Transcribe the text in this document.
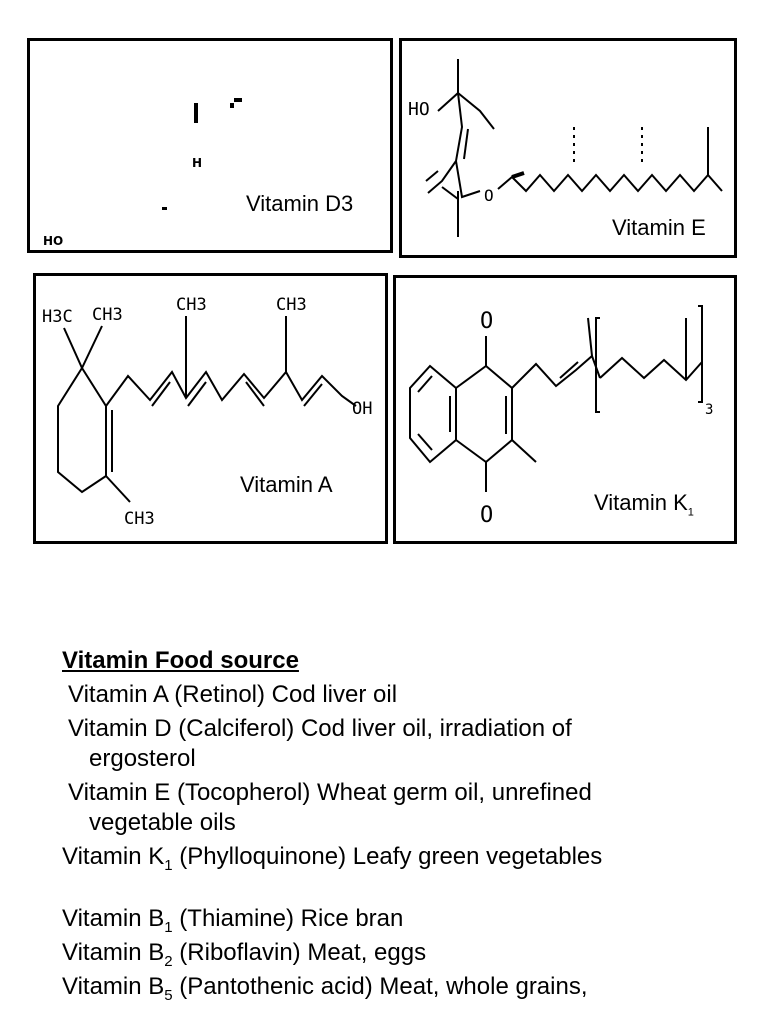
H
HO
Vitamin D3
HO
O
Vitamin E
H3C CH3	CH3	CH3
CH3
OH
Vitamin A
O
O
3
Vitamin $K_1$
Vitamin Food source
Vitamin A (Retinol) Cod liver oil
Vitamin D (Calciferol) Cod liver oil, irradiation of
ergosterol
Vitamin E (Tocopherol) Wheat germ oil, unrefined
vegetable oils
Vitamin $K_1$ (Phylloquinone) Leafy green vegetables
Vitamin $B_1$ (Thiamine) Rice bran
Vitamin $B_2$ (Riboflavin) Meat, eggs
Vitamin $B_5$ (Pantothenic acid) Meat, whole grains,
☆ ☆ ☆ ☆ ☆
Aim of the task> Search the records for the word "Meat", then list every line that has it.

Exercise output>
Vitamin $B_2$ (Riboflavin) Meat, eggs
Vitamin $B_5$ (Pantothenic acid) Meat, whole grains,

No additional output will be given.